DATA LINES
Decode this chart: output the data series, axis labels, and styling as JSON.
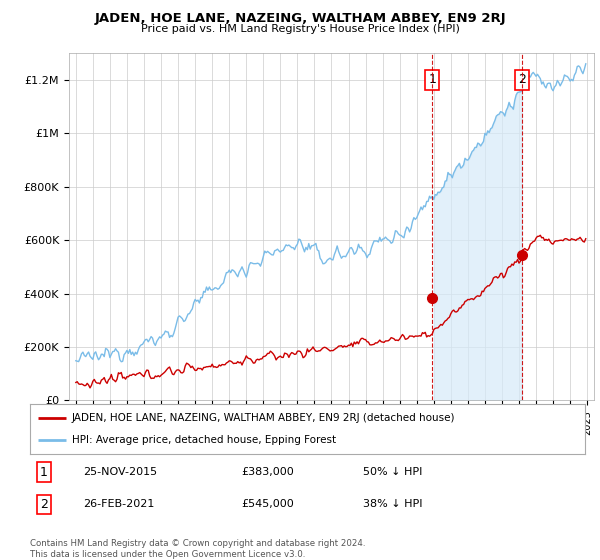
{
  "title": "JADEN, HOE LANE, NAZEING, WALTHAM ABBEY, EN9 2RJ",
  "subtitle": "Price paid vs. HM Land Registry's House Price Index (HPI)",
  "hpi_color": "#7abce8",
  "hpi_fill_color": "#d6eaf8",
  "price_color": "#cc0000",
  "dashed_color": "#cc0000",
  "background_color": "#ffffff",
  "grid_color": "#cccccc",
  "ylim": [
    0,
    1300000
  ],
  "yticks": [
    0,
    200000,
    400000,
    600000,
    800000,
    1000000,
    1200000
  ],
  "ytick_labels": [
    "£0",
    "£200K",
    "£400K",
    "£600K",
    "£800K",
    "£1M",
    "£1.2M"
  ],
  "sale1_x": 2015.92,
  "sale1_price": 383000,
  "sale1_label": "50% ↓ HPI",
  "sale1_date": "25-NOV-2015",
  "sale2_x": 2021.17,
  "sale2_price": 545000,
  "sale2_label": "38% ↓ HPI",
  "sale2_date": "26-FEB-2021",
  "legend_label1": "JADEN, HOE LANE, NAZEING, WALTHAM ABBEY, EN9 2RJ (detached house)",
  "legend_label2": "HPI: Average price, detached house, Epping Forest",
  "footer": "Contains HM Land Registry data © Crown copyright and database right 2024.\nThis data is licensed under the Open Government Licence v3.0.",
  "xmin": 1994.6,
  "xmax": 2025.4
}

WHAT IS BEING ASKED
Except for the pictures, give all the material above again verbatim.

ANSWER FOR THE TASK
Decode this chart: output the data series, axis labels, and styling as JSON.
{
  "title": "JADEN, HOE LANE, NAZEING, WALTHAM ABBEY, EN9 2RJ",
  "subtitle": "Price paid vs. HM Land Registry's House Price Index (HPI)",
  "hpi_color": "#7abce8",
  "hpi_fill_color": "#d6eaf8",
  "price_color": "#cc0000",
  "dashed_color": "#cc0000",
  "background_color": "#ffffff",
  "grid_color": "#cccccc",
  "ylim": [
    0,
    1300000
  ],
  "yticks": [
    0,
    200000,
    400000,
    600000,
    800000,
    1000000,
    1200000
  ],
  "ytick_labels": [
    "£0",
    "£200K",
    "£400K",
    "£600K",
    "£800K",
    "£1M",
    "£1.2M"
  ],
  "sale1_x": 2015.92,
  "sale1_price": 383000,
  "sale1_label": "50% ↓ HPI",
  "sale1_date": "25-NOV-2015",
  "sale2_x": 2021.17,
  "sale2_price": 545000,
  "sale2_label": "38% ↓ HPI",
  "sale2_date": "26-FEB-2021",
  "legend_label1": "JADEN, HOE LANE, NAZEING, WALTHAM ABBEY, EN9 2RJ (detached house)",
  "legend_label2": "HPI: Average price, detached house, Epping Forest",
  "footer": "Contains HM Land Registry data © Crown copyright and database right 2024.\nThis data is licensed under the Open Government Licence v3.0.",
  "xmin": 1994.6,
  "xmax": 2025.4
}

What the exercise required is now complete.